Exercise brief:
Reply with one number: the count of lines in the listing that contain the string "Целевые".

Records for this task:
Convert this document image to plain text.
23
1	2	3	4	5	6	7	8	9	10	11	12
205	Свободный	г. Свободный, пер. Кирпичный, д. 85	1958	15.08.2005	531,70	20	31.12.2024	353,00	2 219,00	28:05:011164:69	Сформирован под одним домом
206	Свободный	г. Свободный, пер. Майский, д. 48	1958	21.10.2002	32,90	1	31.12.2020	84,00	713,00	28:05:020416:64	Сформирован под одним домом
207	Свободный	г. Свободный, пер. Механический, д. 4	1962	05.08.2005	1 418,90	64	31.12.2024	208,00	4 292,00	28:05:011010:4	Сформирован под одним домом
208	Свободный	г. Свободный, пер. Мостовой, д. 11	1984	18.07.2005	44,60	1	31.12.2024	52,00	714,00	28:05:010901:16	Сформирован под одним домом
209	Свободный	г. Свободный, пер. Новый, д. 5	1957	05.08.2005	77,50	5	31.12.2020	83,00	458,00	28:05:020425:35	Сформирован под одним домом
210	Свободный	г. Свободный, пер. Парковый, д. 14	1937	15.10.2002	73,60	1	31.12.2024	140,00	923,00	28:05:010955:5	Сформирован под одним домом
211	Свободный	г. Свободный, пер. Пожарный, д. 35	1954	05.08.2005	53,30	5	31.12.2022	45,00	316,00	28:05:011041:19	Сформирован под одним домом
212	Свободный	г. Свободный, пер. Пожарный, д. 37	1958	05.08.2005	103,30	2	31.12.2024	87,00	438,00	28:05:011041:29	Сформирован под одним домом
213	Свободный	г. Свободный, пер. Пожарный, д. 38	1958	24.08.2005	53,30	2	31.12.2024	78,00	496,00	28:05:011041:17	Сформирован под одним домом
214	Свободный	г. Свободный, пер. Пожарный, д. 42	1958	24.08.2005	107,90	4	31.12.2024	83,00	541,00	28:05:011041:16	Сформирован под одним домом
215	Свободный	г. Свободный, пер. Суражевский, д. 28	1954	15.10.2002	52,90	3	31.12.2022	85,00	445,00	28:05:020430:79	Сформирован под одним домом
* * *
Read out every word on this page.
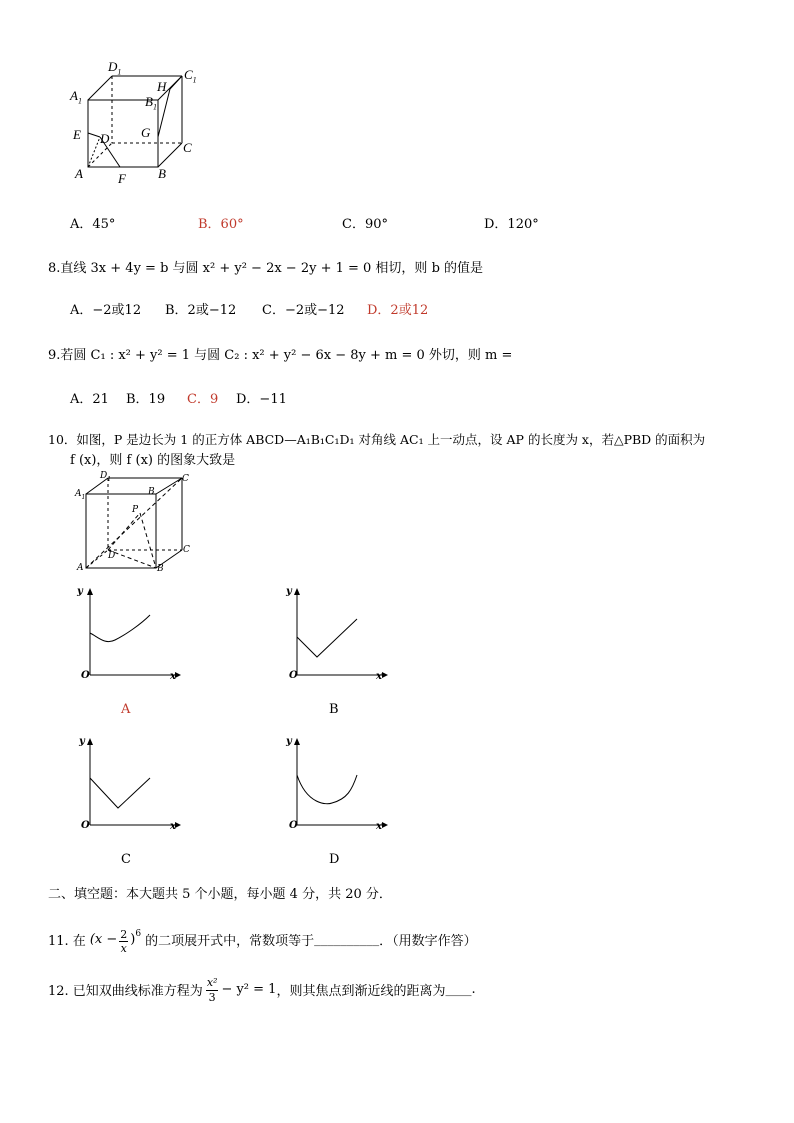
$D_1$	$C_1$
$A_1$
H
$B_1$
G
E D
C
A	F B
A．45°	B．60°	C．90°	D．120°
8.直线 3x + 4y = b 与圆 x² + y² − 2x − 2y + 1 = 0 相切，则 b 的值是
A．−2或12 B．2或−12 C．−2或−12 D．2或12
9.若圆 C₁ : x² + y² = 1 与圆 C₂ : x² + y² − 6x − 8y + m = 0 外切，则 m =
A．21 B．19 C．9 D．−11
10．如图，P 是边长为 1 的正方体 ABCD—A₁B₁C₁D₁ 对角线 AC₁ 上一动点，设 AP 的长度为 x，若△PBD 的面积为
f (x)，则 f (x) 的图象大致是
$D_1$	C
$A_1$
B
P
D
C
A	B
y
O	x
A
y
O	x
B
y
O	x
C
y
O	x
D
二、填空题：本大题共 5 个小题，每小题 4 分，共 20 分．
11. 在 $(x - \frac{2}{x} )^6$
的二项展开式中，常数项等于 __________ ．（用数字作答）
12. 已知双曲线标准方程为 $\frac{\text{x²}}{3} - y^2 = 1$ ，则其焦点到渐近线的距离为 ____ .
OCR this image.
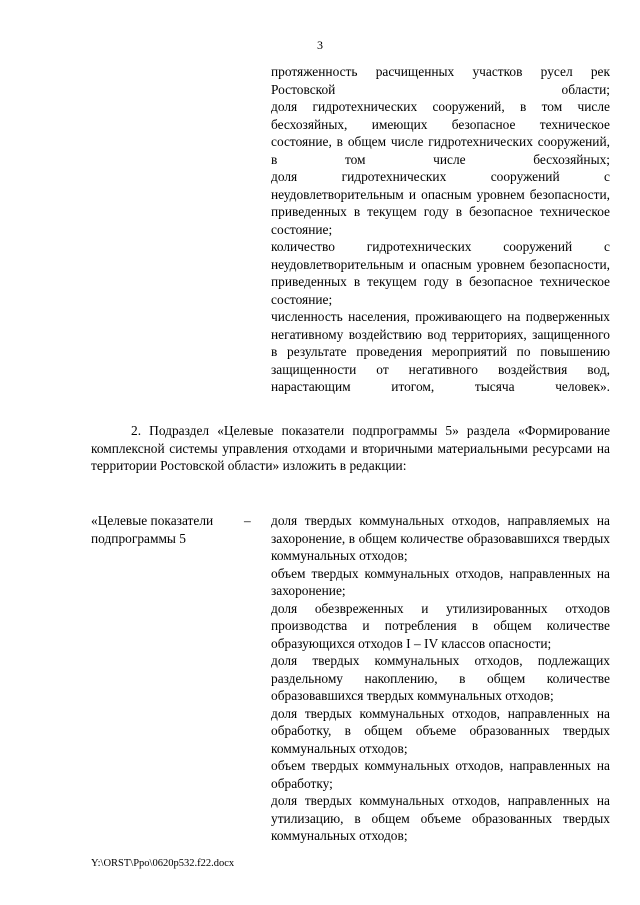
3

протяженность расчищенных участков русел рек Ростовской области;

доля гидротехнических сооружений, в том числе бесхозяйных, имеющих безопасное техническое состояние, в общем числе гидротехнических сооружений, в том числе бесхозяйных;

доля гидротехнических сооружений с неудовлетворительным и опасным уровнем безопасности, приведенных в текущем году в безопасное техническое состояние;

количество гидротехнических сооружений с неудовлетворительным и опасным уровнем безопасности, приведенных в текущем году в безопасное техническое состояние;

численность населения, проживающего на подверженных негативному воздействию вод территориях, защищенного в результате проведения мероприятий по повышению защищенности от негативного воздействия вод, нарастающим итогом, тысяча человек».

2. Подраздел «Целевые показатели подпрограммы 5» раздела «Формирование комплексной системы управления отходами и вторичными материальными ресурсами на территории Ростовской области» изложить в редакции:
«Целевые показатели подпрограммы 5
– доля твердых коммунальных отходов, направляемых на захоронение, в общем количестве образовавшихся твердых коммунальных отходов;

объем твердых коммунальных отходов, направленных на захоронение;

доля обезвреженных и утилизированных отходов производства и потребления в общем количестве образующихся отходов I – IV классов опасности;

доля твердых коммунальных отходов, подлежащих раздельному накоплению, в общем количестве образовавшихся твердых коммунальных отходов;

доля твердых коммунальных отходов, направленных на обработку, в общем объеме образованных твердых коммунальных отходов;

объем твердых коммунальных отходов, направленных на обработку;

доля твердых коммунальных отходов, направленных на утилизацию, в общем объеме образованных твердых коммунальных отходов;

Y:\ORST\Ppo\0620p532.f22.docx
---
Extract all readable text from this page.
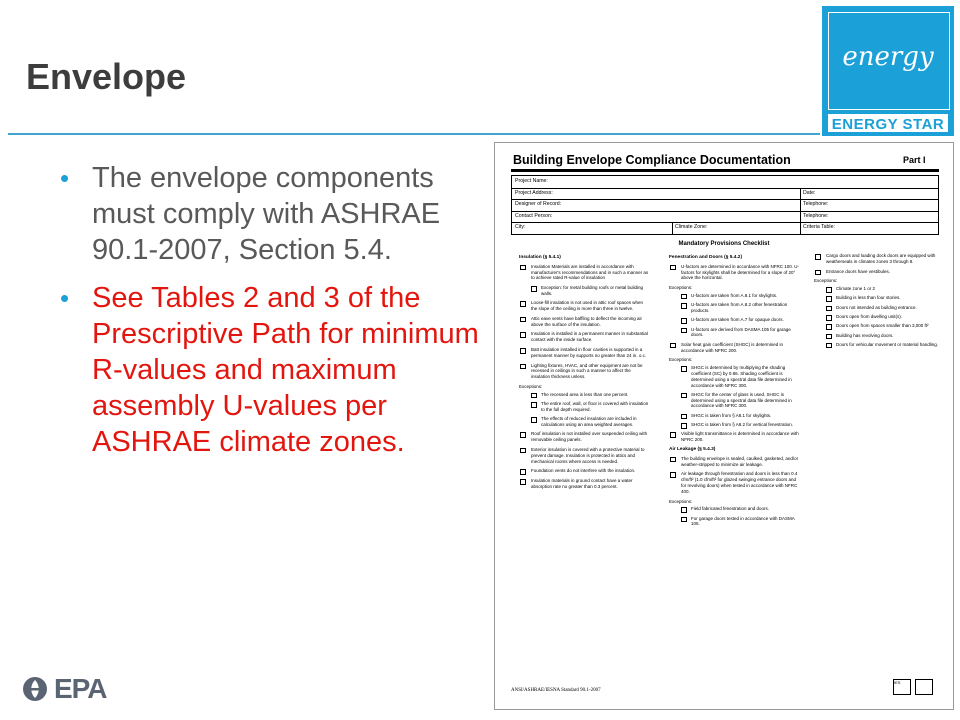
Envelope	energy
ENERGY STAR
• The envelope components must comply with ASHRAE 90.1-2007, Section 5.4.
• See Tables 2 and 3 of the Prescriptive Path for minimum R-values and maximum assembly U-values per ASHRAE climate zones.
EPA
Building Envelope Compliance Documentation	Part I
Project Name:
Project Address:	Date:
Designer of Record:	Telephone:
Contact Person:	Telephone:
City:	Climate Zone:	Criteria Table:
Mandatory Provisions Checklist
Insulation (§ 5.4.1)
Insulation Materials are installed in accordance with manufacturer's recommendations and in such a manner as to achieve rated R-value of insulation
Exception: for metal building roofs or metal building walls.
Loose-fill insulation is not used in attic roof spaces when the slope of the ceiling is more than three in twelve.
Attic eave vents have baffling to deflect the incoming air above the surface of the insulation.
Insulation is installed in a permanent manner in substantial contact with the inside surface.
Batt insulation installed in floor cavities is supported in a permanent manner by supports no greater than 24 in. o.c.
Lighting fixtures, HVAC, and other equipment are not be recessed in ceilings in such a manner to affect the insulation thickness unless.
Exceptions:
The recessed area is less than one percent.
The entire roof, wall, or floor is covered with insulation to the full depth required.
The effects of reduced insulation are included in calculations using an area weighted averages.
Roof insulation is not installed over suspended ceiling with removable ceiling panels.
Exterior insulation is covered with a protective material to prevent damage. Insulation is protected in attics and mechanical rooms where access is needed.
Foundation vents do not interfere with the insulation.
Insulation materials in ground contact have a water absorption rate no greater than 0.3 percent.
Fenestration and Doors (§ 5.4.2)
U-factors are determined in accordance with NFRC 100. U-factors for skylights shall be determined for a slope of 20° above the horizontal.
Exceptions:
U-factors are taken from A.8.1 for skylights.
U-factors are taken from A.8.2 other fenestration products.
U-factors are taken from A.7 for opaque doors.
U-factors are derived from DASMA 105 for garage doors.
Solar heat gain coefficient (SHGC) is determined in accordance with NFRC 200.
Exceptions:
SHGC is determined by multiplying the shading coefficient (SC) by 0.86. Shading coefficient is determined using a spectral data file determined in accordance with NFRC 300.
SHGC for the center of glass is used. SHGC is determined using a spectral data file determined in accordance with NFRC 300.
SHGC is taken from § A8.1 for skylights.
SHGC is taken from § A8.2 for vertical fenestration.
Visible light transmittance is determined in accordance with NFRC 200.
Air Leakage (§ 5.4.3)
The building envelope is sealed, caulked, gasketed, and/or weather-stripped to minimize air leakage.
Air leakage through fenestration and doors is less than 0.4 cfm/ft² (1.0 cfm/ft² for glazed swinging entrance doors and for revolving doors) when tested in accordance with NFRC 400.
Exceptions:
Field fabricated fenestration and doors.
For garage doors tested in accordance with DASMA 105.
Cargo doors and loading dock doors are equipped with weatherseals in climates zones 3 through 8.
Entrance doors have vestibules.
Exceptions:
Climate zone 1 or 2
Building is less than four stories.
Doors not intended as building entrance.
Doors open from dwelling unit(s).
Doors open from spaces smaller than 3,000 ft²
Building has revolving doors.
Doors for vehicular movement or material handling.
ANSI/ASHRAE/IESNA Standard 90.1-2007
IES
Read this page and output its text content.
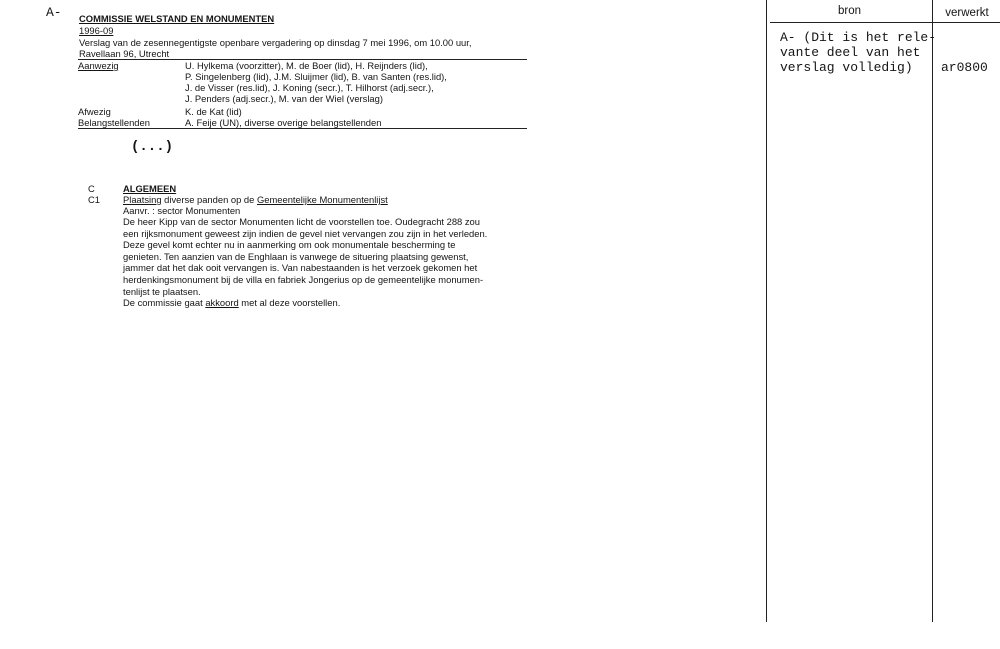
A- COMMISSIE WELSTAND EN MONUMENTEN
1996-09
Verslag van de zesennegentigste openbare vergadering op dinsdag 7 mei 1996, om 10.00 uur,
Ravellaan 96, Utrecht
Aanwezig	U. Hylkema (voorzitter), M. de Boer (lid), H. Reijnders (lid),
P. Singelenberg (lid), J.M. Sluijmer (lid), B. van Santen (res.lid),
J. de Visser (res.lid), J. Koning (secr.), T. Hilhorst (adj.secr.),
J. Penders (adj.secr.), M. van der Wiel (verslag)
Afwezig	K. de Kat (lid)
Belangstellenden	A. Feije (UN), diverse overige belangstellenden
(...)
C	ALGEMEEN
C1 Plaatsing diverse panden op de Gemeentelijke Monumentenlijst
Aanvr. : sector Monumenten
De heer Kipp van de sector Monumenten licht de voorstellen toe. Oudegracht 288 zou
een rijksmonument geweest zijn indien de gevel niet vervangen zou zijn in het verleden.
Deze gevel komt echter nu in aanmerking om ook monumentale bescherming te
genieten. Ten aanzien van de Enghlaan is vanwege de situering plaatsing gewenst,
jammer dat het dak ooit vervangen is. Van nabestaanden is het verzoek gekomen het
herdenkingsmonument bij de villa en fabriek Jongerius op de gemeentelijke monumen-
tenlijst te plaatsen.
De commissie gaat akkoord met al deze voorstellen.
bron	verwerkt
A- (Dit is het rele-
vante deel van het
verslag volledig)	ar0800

Reply to the task:
2